▶ [SET TASK] Tally the lines that contain the string "Home" and give the number by itself.

##### EXCERPTED DATA #####

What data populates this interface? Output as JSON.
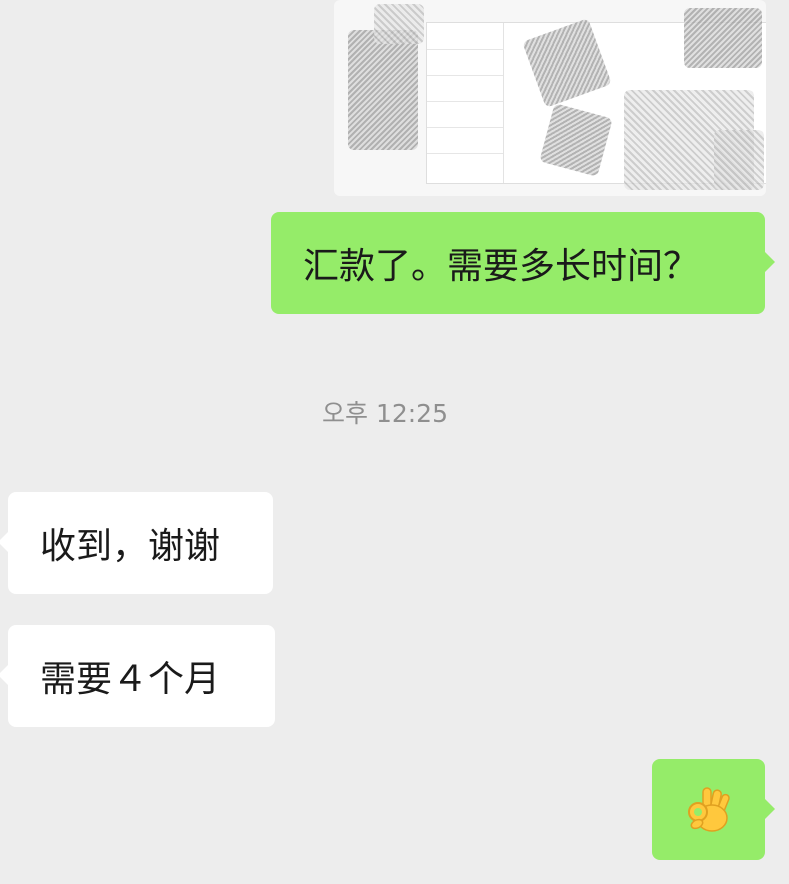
{
  "messages": [
    {
      "side": "sent",
      "type": "image"
    },
    {
      "side": "sent",
      "type": "text",
      "text": "汇款了。需要多长时间？"
    },
    {
      "type": "timestamp",
      "text": "오후 12:25"
    },
    {
      "side": "received",
      "type": "text",
      "text": "收到，谢谢"
    },
    {
      "side": "received",
      "type": "text",
      "text": "需要４个月"
    },
    {
      "side": "sent",
      "type": "emoji",
      "icon": "ok-hand-emoji-icon"
    }
  ],
  "colors": {
    "background": "#ededed",
    "sent_bubble": "#95ec69",
    "received_bubble": "#ffffff",
    "timestamp_text": "#8f8f8f"
  }
}
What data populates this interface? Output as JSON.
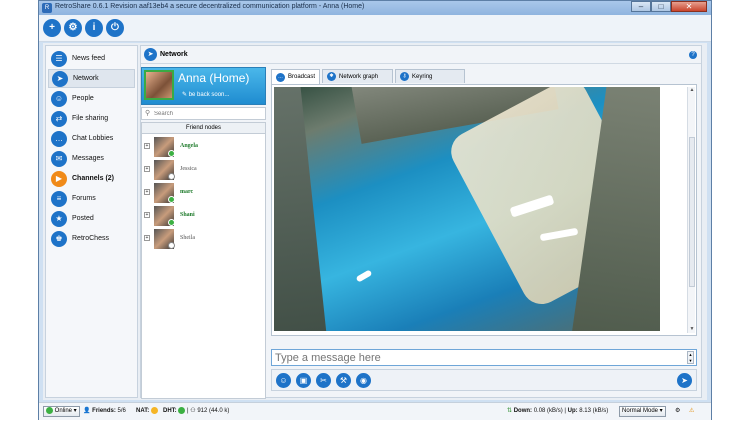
{
  "window": {
    "title": "RetroShare 0.6.1 Revision aaf13eb4 a secure decentralized communication platform - Anna (Home)",
    "minimize": "–",
    "maximize": "□",
    "close": "✕"
  },
  "toolbar": {
    "buttons": [
      {
        "icon": "add-friend-icon",
        "glyph": "+"
      },
      {
        "icon": "options-gear-icon",
        "glyph": "⚙"
      },
      {
        "icon": "about-info-icon",
        "glyph": "i"
      },
      {
        "icon": "power-quit-icon",
        "glyph": "⏻"
      }
    ]
  },
  "sidebar": {
    "items": [
      {
        "label": "News feed",
        "icon": "news-feed-icon",
        "glyph": "☰"
      },
      {
        "label": "Network",
        "icon": "network-icon",
        "glyph": "➤"
      },
      {
        "label": "People",
        "icon": "people-icon",
        "glyph": "☺"
      },
      {
        "label": "File sharing",
        "icon": "file-sharing-icon",
        "glyph": "⇄"
      },
      {
        "label": "Chat Lobbies",
        "icon": "chat-lobbies-icon",
        "glyph": "…"
      },
      {
        "label": "Messages",
        "icon": "messages-icon",
        "glyph": "✉"
      },
      {
        "label": "Channels (2)",
        "icon": "channels-icon",
        "glyph": "▶"
      },
      {
        "label": "Forums",
        "icon": "forums-icon",
        "glyph": "≡"
      },
      {
        "label": "Posted",
        "icon": "posted-icon",
        "glyph": "★"
      },
      {
        "label": "RetroChess",
        "icon": "retrochess-icon",
        "glyph": "♚"
      }
    ]
  },
  "network": {
    "title": "Network",
    "help": "?",
    "profile": {
      "name": "Anna (Home)",
      "status": "be back soon..."
    },
    "search": {
      "placeholder": "Search",
      "value": ""
    },
    "friend_nodes_header": "Friend nodes",
    "friends": [
      {
        "name": "Angela",
        "online": true
      },
      {
        "name": "Jessica",
        "online": false
      },
      {
        "name": "marc",
        "online": true
      },
      {
        "name": "Shani",
        "online": true
      },
      {
        "name": "Sheila",
        "online": false
      }
    ],
    "tabs": [
      {
        "label": "Broadcast",
        "icon": "broadcast-icon",
        "glyph": "…"
      },
      {
        "label": "Network graph",
        "icon": "network-graph-icon",
        "glyph": "✱"
      },
      {
        "label": "Keyring",
        "icon": "keyring-icon",
        "glyph": "⚷"
      }
    ],
    "message_input": {
      "placeholder": "Type a message here",
      "value": ""
    },
    "chat_buttons": [
      {
        "icon": "emoticon-icon",
        "glyph": "☺"
      },
      {
        "icon": "image-icon",
        "glyph": "▣"
      },
      {
        "icon": "attach-file-icon",
        "glyph": "✂"
      },
      {
        "icon": "tools-icon",
        "glyph": "⚒"
      },
      {
        "icon": "font-icon",
        "glyph": "◉"
      }
    ],
    "send_glyph": "➤"
  },
  "statusbar": {
    "status_combo": "Online",
    "friends_label": "Friends:",
    "friends_value": "5/6",
    "nat_label": "NAT:",
    "dht_label": "DHT:",
    "dht_value": "912",
    "dht_extra": "(44.0 k)",
    "down_label": "Down:",
    "down_value": "0.08 (kB/s)",
    "up_label": "Up:",
    "up_value": "8.13 (kB/s)",
    "mode_combo": "Normal Mode"
  }
}
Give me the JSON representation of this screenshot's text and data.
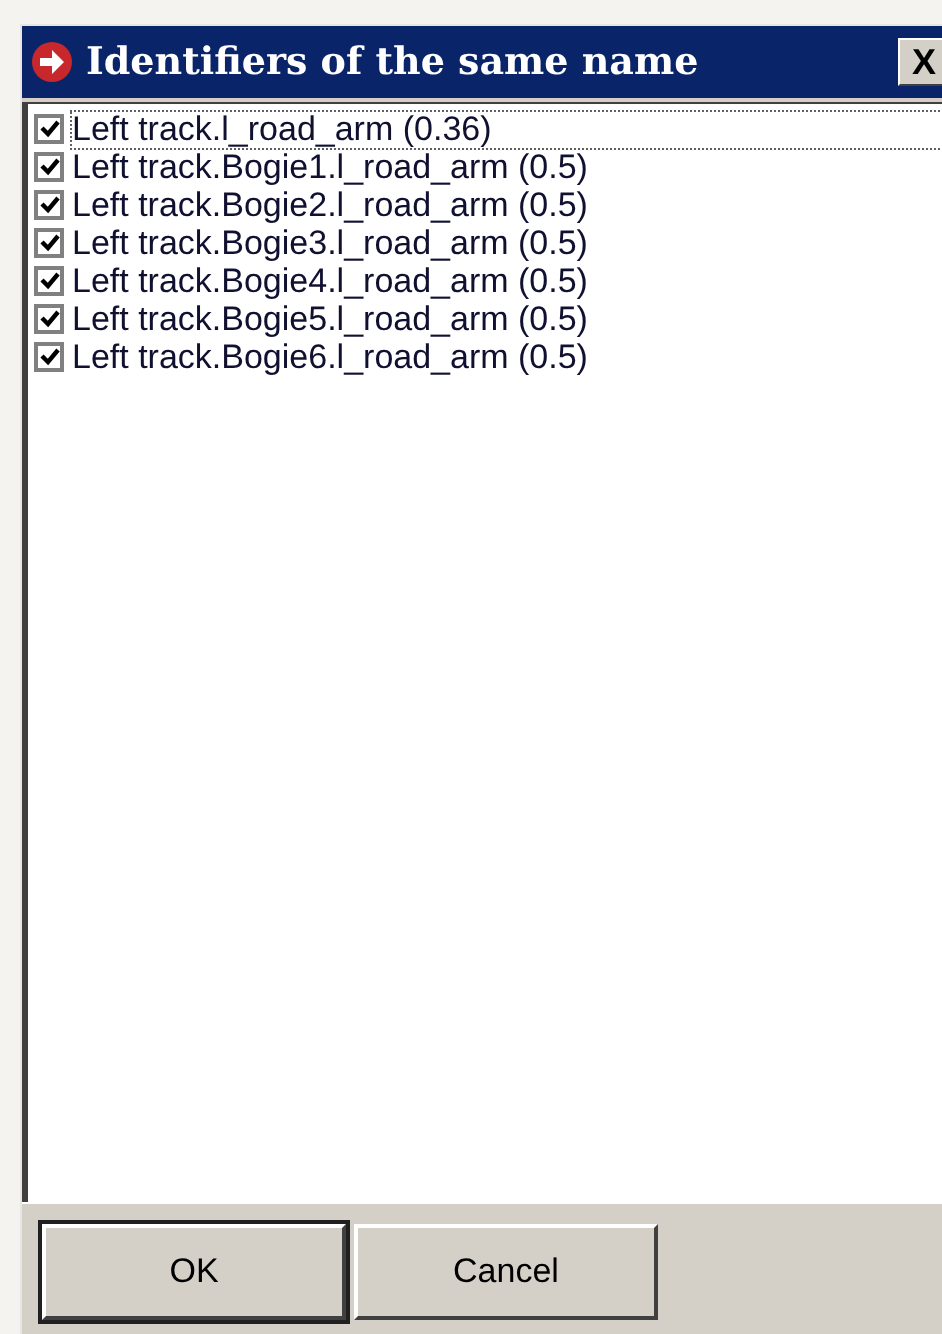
{
  "window": {
    "title": "Identifiers of the same name",
    "close": "X"
  },
  "items": [
    {
      "label": "Left track.l_road_arm (0.36)",
      "checked": true,
      "focused": true
    },
    {
      "label": "Left track.Bogie1.l_road_arm (0.5)",
      "checked": true,
      "focused": false
    },
    {
      "label": "Left track.Bogie2.l_road_arm (0.5)",
      "checked": true,
      "focused": false
    },
    {
      "label": "Left track.Bogie3.l_road_arm (0.5)",
      "checked": true,
      "focused": false
    },
    {
      "label": "Left track.Bogie4.l_road_arm (0.5)",
      "checked": true,
      "focused": false
    },
    {
      "label": "Left track.Bogie5.l_road_arm (0.5)",
      "checked": true,
      "focused": false
    },
    {
      "label": "Left track.Bogie6.l_road_arm (0.5)",
      "checked": true,
      "focused": false
    }
  ],
  "buttons": [
    {
      "label": "OK",
      "default": true
    },
    {
      "label": "Cancel",
      "default": false
    }
  ]
}
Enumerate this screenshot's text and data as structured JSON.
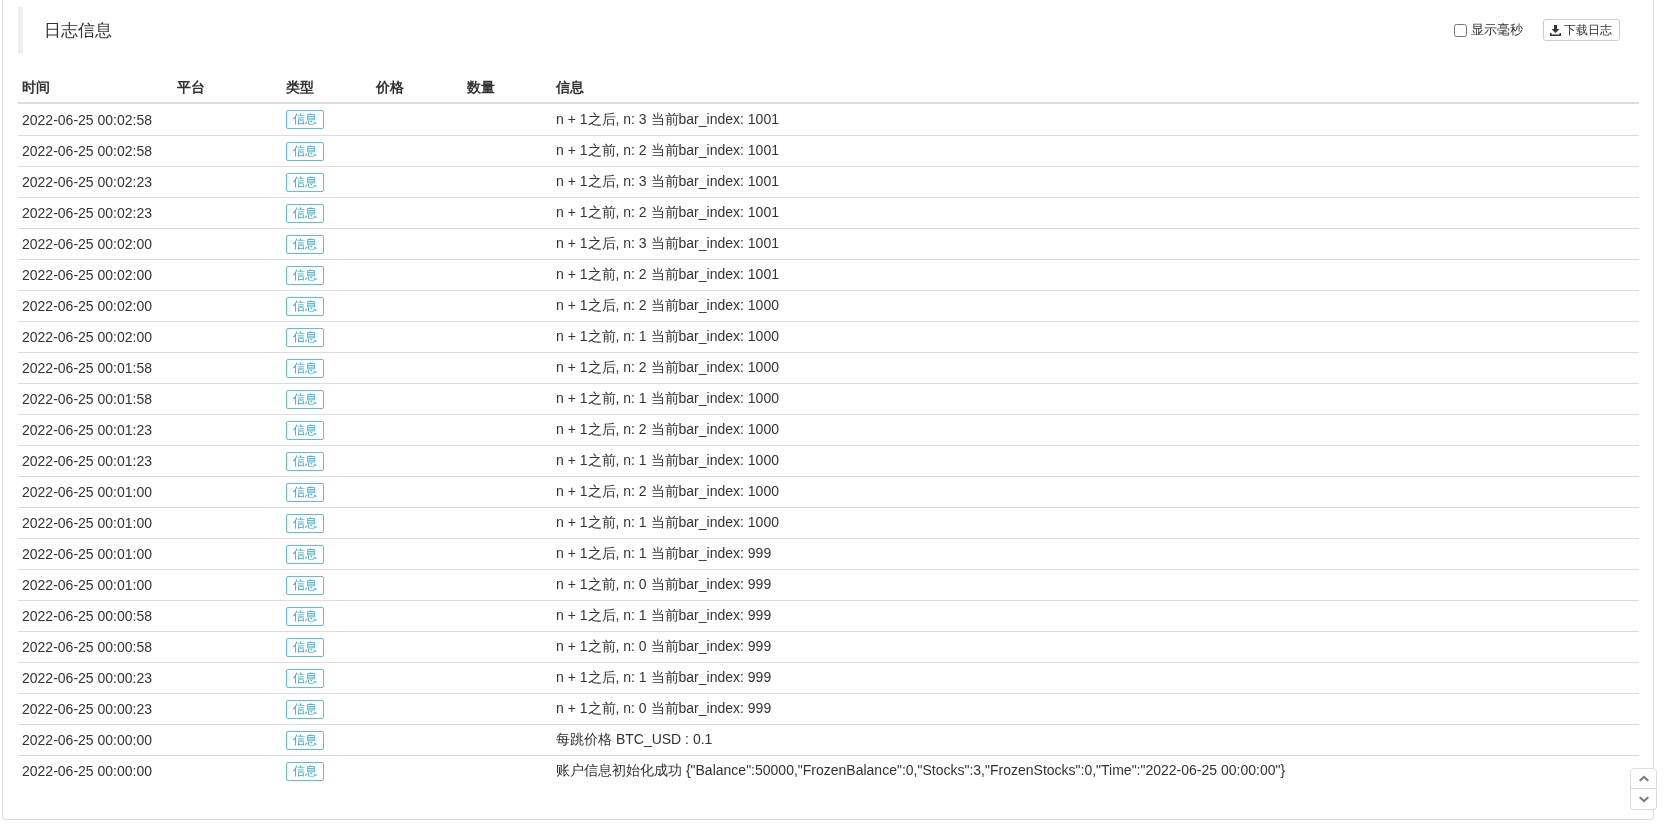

#####

▶ [FINISHED EXERCISE] 2